__Given exercise__. Which lines in the material below contain the word "около"? Copy each of them.

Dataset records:
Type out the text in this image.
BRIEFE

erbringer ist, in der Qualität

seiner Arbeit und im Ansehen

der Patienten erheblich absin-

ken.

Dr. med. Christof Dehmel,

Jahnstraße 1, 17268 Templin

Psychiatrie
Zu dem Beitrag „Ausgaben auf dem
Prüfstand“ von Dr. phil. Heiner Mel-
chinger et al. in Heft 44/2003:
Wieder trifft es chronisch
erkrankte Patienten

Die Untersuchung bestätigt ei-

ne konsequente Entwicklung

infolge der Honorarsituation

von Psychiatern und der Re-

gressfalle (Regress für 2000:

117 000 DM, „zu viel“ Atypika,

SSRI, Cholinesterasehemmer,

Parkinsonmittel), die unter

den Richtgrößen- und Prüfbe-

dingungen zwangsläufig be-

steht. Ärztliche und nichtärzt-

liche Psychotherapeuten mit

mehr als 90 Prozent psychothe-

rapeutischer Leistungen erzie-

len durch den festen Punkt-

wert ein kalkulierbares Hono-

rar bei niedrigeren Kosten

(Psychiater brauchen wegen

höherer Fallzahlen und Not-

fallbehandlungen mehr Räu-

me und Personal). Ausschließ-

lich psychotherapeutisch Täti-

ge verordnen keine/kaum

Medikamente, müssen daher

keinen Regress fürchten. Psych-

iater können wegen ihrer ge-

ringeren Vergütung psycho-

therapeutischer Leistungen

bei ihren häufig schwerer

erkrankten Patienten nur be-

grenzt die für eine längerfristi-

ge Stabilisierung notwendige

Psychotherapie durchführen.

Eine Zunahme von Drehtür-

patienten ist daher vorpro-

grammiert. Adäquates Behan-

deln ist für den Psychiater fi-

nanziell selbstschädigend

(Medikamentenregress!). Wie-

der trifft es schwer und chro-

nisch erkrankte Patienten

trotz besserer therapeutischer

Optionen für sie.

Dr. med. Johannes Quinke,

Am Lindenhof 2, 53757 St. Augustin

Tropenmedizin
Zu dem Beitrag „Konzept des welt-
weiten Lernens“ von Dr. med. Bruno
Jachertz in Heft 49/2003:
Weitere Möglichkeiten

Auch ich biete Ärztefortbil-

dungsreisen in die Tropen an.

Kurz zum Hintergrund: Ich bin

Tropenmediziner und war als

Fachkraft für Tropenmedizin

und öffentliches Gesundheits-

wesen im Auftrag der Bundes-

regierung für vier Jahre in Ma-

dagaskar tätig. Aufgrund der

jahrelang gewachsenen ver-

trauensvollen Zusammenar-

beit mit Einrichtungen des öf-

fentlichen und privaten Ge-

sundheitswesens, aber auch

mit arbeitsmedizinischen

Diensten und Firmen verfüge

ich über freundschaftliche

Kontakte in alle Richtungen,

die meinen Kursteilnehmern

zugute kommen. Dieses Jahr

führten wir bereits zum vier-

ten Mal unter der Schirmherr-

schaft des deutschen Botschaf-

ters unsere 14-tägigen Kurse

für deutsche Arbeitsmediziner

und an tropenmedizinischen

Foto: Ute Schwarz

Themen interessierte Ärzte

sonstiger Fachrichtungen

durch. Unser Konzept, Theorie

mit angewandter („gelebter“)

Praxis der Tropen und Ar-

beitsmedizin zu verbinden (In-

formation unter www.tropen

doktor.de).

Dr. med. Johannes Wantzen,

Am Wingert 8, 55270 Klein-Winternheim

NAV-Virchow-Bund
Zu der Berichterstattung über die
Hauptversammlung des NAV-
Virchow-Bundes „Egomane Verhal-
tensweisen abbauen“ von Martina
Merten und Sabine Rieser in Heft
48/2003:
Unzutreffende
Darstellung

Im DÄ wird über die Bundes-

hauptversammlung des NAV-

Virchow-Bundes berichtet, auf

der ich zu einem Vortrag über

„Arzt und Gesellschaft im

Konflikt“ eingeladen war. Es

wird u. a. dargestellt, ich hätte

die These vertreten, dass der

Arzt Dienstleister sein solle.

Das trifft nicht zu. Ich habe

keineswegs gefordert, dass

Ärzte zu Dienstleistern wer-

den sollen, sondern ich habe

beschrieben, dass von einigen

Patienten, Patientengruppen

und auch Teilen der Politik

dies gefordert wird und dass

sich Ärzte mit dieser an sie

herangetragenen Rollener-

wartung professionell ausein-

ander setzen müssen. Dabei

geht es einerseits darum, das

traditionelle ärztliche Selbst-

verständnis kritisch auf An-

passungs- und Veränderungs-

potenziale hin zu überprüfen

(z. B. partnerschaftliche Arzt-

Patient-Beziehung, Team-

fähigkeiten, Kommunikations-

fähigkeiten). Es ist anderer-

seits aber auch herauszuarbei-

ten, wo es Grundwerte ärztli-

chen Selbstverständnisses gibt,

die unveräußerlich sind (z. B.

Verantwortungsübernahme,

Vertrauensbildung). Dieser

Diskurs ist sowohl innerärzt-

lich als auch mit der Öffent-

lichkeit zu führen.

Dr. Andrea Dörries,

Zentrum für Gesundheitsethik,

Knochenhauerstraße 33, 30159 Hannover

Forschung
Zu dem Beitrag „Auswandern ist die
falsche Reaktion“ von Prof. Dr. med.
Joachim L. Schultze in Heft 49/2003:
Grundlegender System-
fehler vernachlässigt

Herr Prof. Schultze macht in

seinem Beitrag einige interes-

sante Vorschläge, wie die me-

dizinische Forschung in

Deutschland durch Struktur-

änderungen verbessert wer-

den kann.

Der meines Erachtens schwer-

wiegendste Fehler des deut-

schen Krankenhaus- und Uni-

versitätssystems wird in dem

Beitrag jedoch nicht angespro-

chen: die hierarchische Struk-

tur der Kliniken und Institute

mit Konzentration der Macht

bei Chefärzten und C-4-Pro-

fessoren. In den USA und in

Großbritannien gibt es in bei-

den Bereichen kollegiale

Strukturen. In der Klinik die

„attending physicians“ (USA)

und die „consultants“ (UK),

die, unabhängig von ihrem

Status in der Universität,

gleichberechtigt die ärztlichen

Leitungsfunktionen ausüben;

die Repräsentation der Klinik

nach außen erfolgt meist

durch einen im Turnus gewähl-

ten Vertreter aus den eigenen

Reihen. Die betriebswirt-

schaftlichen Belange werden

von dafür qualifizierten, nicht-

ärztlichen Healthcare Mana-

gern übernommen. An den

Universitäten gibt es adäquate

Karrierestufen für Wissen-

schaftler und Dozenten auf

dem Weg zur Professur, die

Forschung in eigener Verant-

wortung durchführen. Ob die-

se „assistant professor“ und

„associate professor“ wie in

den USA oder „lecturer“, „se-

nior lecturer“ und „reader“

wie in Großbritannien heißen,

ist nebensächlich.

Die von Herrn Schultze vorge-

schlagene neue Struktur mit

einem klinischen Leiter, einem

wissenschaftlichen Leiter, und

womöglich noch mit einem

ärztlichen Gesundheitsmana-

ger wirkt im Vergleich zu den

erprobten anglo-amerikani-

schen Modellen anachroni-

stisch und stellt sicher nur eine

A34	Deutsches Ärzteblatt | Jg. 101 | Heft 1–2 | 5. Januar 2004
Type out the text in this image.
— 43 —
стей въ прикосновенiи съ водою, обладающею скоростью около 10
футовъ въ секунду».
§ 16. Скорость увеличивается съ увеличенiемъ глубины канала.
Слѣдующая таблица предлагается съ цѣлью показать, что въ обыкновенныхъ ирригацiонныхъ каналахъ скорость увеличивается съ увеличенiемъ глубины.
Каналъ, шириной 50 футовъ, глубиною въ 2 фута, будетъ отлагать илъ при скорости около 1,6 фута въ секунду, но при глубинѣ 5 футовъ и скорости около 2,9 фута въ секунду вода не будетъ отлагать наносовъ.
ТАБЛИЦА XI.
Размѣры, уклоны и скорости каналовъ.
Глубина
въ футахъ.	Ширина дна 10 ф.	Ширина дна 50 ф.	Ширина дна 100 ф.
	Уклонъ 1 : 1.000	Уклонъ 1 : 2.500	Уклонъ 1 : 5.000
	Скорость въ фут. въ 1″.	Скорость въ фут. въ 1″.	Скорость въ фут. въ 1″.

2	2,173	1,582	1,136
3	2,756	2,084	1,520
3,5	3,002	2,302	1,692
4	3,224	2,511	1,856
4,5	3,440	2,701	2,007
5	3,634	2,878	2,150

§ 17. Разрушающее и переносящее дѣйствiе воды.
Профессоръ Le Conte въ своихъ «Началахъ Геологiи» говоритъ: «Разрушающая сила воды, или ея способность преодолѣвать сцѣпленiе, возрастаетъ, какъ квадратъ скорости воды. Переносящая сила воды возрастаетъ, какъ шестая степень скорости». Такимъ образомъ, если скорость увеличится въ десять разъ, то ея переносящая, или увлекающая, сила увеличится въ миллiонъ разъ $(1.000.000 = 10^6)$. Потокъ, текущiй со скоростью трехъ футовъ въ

__Task response__.
стей въ прикосновенiи съ водою, обладающею скоростью около 10
Каналъ, шириной 50 футовъ, глубиною въ 2 фута, будетъ отлагать илъ при скорости около 1,6 фута въ секунду, но при глубинѣ 5 футовъ и скорости около 2,9 фута въ секунду вода не будетъ отлагать наносовъ.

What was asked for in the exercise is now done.